Task statement: Repeat the listing exactly as given, omitting every image.
**** Record set
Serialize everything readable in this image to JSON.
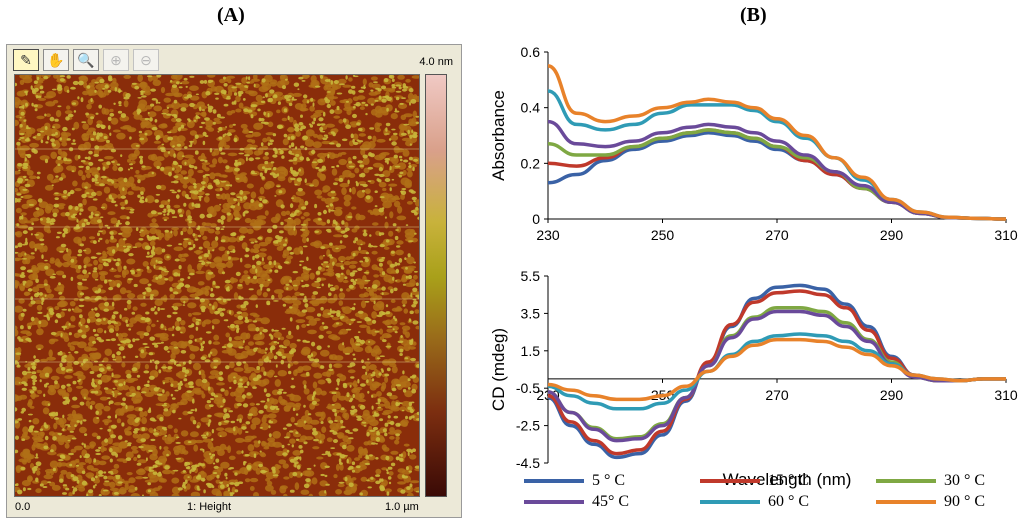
{
  "panel_a": {
    "letter": "(A)",
    "scale_max": "4.0 nm",
    "x_axis_start": "0.0",
    "channel_label": "1: Height",
    "x_axis_end": "1.0 µm",
    "toolbar": [
      {
        "name": "measure-icon",
        "glyph": "✎",
        "active": true,
        "disabled": false
      },
      {
        "name": "pan-hand-icon",
        "glyph": "✋",
        "active": false,
        "disabled": false
      },
      {
        "name": "magnify-icon",
        "glyph": "🔍",
        "active": false,
        "disabled": false
      },
      {
        "name": "zoom-in-icon",
        "glyph": "⊕",
        "active": false,
        "disabled": true
      },
      {
        "name": "zoom-out-icon",
        "glyph": "⊖",
        "active": false,
        "disabled": true
      }
    ],
    "colors": {
      "dark": "#8a2d0a",
      "mid": "#b07016",
      "light": "#c8b63a"
    }
  },
  "panel_b_letter": "(B)",
  "legend": [
    {
      "label": "5 ° C",
      "color": "#3a62a6"
    },
    {
      "label": "15 ° C",
      "color": "#c0392b"
    },
    {
      "label": "30 ° C",
      "color": "#7fa843"
    },
    {
      "label": "45° C",
      "color": "#6a4a9a"
    },
    {
      "label": "60 ° C",
      "color": "#2f9bb5"
    },
    {
      "label": "90 ° C",
      "color": "#e8822a"
    }
  ],
  "chart_data": [
    {
      "type": "line",
      "title": "",
      "xlabel": "",
      "ylabel": "Absorbance",
      "xlim": [
        230,
        310
      ],
      "ylim": [
        0,
        0.6
      ],
      "xticks": [
        "230",
        "250",
        "270",
        "290",
        "310"
      ],
      "yticks": [
        "0",
        "0.2",
        "0.4",
        "0.6"
      ],
      "x": [
        230,
        235,
        240,
        245,
        250,
        255,
        258,
        262,
        266,
        270,
        275,
        280,
        285,
        290,
        295,
        300,
        305,
        310
      ],
      "series": [
        {
          "name": "5 ° C",
          "values": [
            0.13,
            0.16,
            0.21,
            0.25,
            0.28,
            0.3,
            0.31,
            0.3,
            0.28,
            0.25,
            0.21,
            0.16,
            0.11,
            0.06,
            0.02,
            0.005,
            0.002,
            0.0
          ]
        },
        {
          "name": "15 ° C",
          "values": [
            0.2,
            0.19,
            0.22,
            0.26,
            0.29,
            0.31,
            0.32,
            0.31,
            0.29,
            0.26,
            0.21,
            0.16,
            0.11,
            0.06,
            0.02,
            0.005,
            0.002,
            0.0
          ]
        },
        {
          "name": "30 ° C",
          "values": [
            0.27,
            0.23,
            0.23,
            0.26,
            0.29,
            0.31,
            0.32,
            0.31,
            0.29,
            0.26,
            0.22,
            0.17,
            0.11,
            0.06,
            0.02,
            0.005,
            0.002,
            0.0
          ]
        },
        {
          "name": "45° C",
          "values": [
            0.35,
            0.27,
            0.26,
            0.28,
            0.31,
            0.33,
            0.34,
            0.33,
            0.31,
            0.28,
            0.23,
            0.17,
            0.12,
            0.06,
            0.02,
            0.005,
            0.002,
            0.0
          ]
        },
        {
          "name": "60 ° C",
          "values": [
            0.46,
            0.34,
            0.32,
            0.34,
            0.38,
            0.41,
            0.41,
            0.41,
            0.39,
            0.35,
            0.29,
            0.22,
            0.14,
            0.07,
            0.025,
            0.006,
            0.002,
            0.0
          ]
        },
        {
          "name": "90 ° C",
          "values": [
            0.55,
            0.38,
            0.35,
            0.37,
            0.4,
            0.42,
            0.43,
            0.42,
            0.4,
            0.36,
            0.3,
            0.22,
            0.15,
            0.07,
            0.025,
            0.006,
            0.002,
            0.0
          ]
        }
      ]
    },
    {
      "type": "line",
      "title": "",
      "xlabel": "Wavelength (nm)",
      "ylabel": "CD (mdeg)",
      "xlim": [
        230,
        310
      ],
      "ylim": [
        -4.5,
        5.5
      ],
      "xticks": [
        "230",
        "250",
        "270",
        "290",
        "310"
      ],
      "yticks": [
        "5.5",
        "3.5",
        "1.5",
        "-0.5",
        "-2.5",
        "-4.5"
      ],
      "x": [
        230,
        234,
        238,
        242,
        246,
        250,
        254,
        258,
        262,
        266,
        270,
        274,
        278,
        282,
        286,
        290,
        294,
        298,
        302,
        306,
        310
      ],
      "series": [
        {
          "name": "5 ° C",
          "values": [
            -1.0,
            -2.5,
            -3.5,
            -4.2,
            -4.0,
            -3.0,
            -1.2,
            0.8,
            2.8,
            4.3,
            4.9,
            5.0,
            4.8,
            4.0,
            2.8,
            1.2,
            0.2,
            -0.1,
            -0.1,
            0.0,
            0.0
          ]
        },
        {
          "name": "15 ° C",
          "values": [
            -0.9,
            -2.3,
            -3.3,
            -4.0,
            -3.8,
            -2.8,
            -1.1,
            0.9,
            2.9,
            4.1,
            4.6,
            4.7,
            4.5,
            3.8,
            2.6,
            1.1,
            0.2,
            -0.1,
            -0.1,
            0.0,
            0.0
          ]
        },
        {
          "name": "30 ° C",
          "values": [
            -0.7,
            -1.8,
            -2.6,
            -3.2,
            -3.1,
            -2.4,
            -1.0,
            0.7,
            2.3,
            3.3,
            3.8,
            3.8,
            3.6,
            3.0,
            2.1,
            0.9,
            0.1,
            -0.1,
            -0.1,
            0.0,
            0.0
          ]
        },
        {
          "name": "45° C",
          "values": [
            -0.7,
            -1.8,
            -2.7,
            -3.3,
            -3.2,
            -2.5,
            -1.0,
            0.7,
            2.2,
            3.2,
            3.6,
            3.6,
            3.4,
            2.8,
            2.0,
            0.8,
            0.1,
            -0.1,
            -0.1,
            0.0,
            0.0
          ]
        },
        {
          "name": "60 ° C",
          "values": [
            -0.4,
            -0.9,
            -1.3,
            -1.6,
            -1.6,
            -1.3,
            -0.6,
            0.4,
            1.3,
            2.0,
            2.3,
            2.4,
            2.3,
            2.0,
            1.5,
            0.8,
            0.2,
            0.0,
            -0.1,
            0.0,
            0.0
          ]
        },
        {
          "name": "90 ° C",
          "values": [
            -0.3,
            -0.6,
            -0.9,
            -1.1,
            -1.1,
            -0.9,
            -0.4,
            0.4,
            1.2,
            1.8,
            2.1,
            2.1,
            2.0,
            1.7,
            1.3,
            0.7,
            0.2,
            0.0,
            -0.1,
            0.0,
            0.0
          ]
        }
      ]
    }
  ]
}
********
Answer to this exercise:
Serialize everything readable in this image to JSON.
{
  "panel_a": {
    "letter": "(A)",
    "scale_max": "4.0 nm",
    "x_axis_start": "0.0",
    "channel_label": "1: Height",
    "x_axis_end": "1.0 µm",
    "toolbar": [
      {
        "name": "measure-icon",
        "glyph": "✎",
        "active": true,
        "disabled": false
      },
      {
        "name": "pan-hand-icon",
        "glyph": "✋",
        "active": false,
        "disabled": false
      },
      {
        "name": "magnify-icon",
        "glyph": "🔍",
        "active": false,
        "disabled": false
      },
      {
        "name": "zoom-in-icon",
        "glyph": "⊕",
        "active": false,
        "disabled": true
      },
      {
        "name": "zoom-out-icon",
        "glyph": "⊖",
        "active": false,
        "disabled": true
      }
    ],
    "colors": {
      "dark": "#8a2d0a",
      "mid": "#b07016",
      "light": "#c8b63a"
    }
  },
  "panel_b_letter": "(B)",
  "legend": [
    {
      "label": "5 ° C",
      "color": "#3a62a6"
    },
    {
      "label": "15 ° C",
      "color": "#c0392b"
    },
    {
      "label": "30 ° C",
      "color": "#7fa843"
    },
    {
      "label": "45° C",
      "color": "#6a4a9a"
    },
    {
      "label": "60 ° C",
      "color": "#2f9bb5"
    },
    {
      "label": "90 ° C",
      "color": "#e8822a"
    }
  ],
  "chart_data": [
    {
      "type": "line",
      "title": "",
      "xlabel": "",
      "ylabel": "Absorbance",
      "xlim": [
        230,
        310
      ],
      "ylim": [
        0,
        0.6
      ],
      "xticks": [
        "230",
        "250",
        "270",
        "290",
        "310"
      ],
      "yticks": [
        "0",
        "0.2",
        "0.4",
        "0.6"
      ],
      "x": [
        230,
        235,
        240,
        245,
        250,
        255,
        258,
        262,
        266,
        270,
        275,
        280,
        285,
        290,
        295,
        300,
        305,
        310
      ],
      "series": [
        {
          "name": "5 ° C",
          "values": [
            0.13,
            0.16,
            0.21,
            0.25,
            0.28,
            0.3,
            0.31,
            0.3,
            0.28,
            0.25,
            0.21,
            0.16,
            0.11,
            0.06,
            0.02,
            0.005,
            0.002,
            0.0
          ]
        },
        {
          "name": "15 ° C",
          "values": [
            0.2,
            0.19,
            0.22,
            0.26,
            0.29,
            0.31,
            0.32,
            0.31,
            0.29,
            0.26,
            0.21,
            0.16,
            0.11,
            0.06,
            0.02,
            0.005,
            0.002,
            0.0
          ]
        },
        {
          "name": "30 ° C",
          "values": [
            0.27,
            0.23,
            0.23,
            0.26,
            0.29,
            0.31,
            0.32,
            0.31,
            0.29,
            0.26,
            0.22,
            0.17,
            0.11,
            0.06,
            0.02,
            0.005,
            0.002,
            0.0
          ]
        },
        {
          "name": "45° C",
          "values": [
            0.35,
            0.27,
            0.26,
            0.28,
            0.31,
            0.33,
            0.34,
            0.33,
            0.31,
            0.28,
            0.23,
            0.17,
            0.12,
            0.06,
            0.02,
            0.005,
            0.002,
            0.0
          ]
        },
        {
          "name": "60 ° C",
          "values": [
            0.46,
            0.34,
            0.32,
            0.34,
            0.38,
            0.41,
            0.41,
            0.41,
            0.39,
            0.35,
            0.29,
            0.22,
            0.14,
            0.07,
            0.025,
            0.006,
            0.002,
            0.0
          ]
        },
        {
          "name": "90 ° C",
          "values": [
            0.55,
            0.38,
            0.35,
            0.37,
            0.4,
            0.42,
            0.43,
            0.42,
            0.4,
            0.36,
            0.3,
            0.22,
            0.15,
            0.07,
            0.025,
            0.006,
            0.002,
            0.0
          ]
        }
      ]
    },
    {
      "type": "line",
      "title": "",
      "xlabel": "Wavelength (nm)",
      "ylabel": "CD (mdeg)",
      "xlim": [
        230,
        310
      ],
      "ylim": [
        -4.5,
        5.5
      ],
      "xticks": [
        "230",
        "250",
        "270",
        "290",
        "310"
      ],
      "yticks": [
        "5.5",
        "3.5",
        "1.5",
        "-0.5",
        "-2.5",
        "-4.5"
      ],
      "x": [
        230,
        234,
        238,
        242,
        246,
        250,
        254,
        258,
        262,
        266,
        270,
        274,
        278,
        282,
        286,
        290,
        294,
        298,
        302,
        306,
        310
      ],
      "series": [
        {
          "name": "5 ° C",
          "values": [
            -1.0,
            -2.5,
            -3.5,
            -4.2,
            -4.0,
            -3.0,
            -1.2,
            0.8,
            2.8,
            4.3,
            4.9,
            5.0,
            4.8,
            4.0,
            2.8,
            1.2,
            0.2,
            -0.1,
            -0.1,
            0.0,
            0.0
          ]
        },
        {
          "name": "15 ° C",
          "values": [
            -0.9,
            -2.3,
            -3.3,
            -4.0,
            -3.8,
            -2.8,
            -1.1,
            0.9,
            2.9,
            4.1,
            4.6,
            4.7,
            4.5,
            3.8,
            2.6,
            1.1,
            0.2,
            -0.1,
            -0.1,
            0.0,
            0.0
          ]
        },
        {
          "name": "30 ° C",
          "values": [
            -0.7,
            -1.8,
            -2.6,
            -3.2,
            -3.1,
            -2.4,
            -1.0,
            0.7,
            2.3,
            3.3,
            3.8,
            3.8,
            3.6,
            3.0,
            2.1,
            0.9,
            0.1,
            -0.1,
            -0.1,
            0.0,
            0.0
          ]
        },
        {
          "name": "45° C",
          "values": [
            -0.7,
            -1.8,
            -2.7,
            -3.3,
            -3.2,
            -2.5,
            -1.0,
            0.7,
            2.2,
            3.2,
            3.6,
            3.6,
            3.4,
            2.8,
            2.0,
            0.8,
            0.1,
            -0.1,
            -0.1,
            0.0,
            0.0
          ]
        },
        {
          "name": "60 ° C",
          "values": [
            -0.4,
            -0.9,
            -1.3,
            -1.6,
            -1.6,
            -1.3,
            -0.6,
            0.4,
            1.3,
            2.0,
            2.3,
            2.4,
            2.3,
            2.0,
            1.5,
            0.8,
            0.2,
            0.0,
            -0.1,
            0.0,
            0.0
          ]
        },
        {
          "name": "90 ° C",
          "values": [
            -0.3,
            -0.6,
            -0.9,
            -1.1,
            -1.1,
            -0.9,
            -0.4,
            0.4,
            1.2,
            1.8,
            2.1,
            2.1,
            2.0,
            1.7,
            1.3,
            0.7,
            0.2,
            0.0,
            -0.1,
            0.0,
            0.0
          ]
        }
      ]
    }
  ]
}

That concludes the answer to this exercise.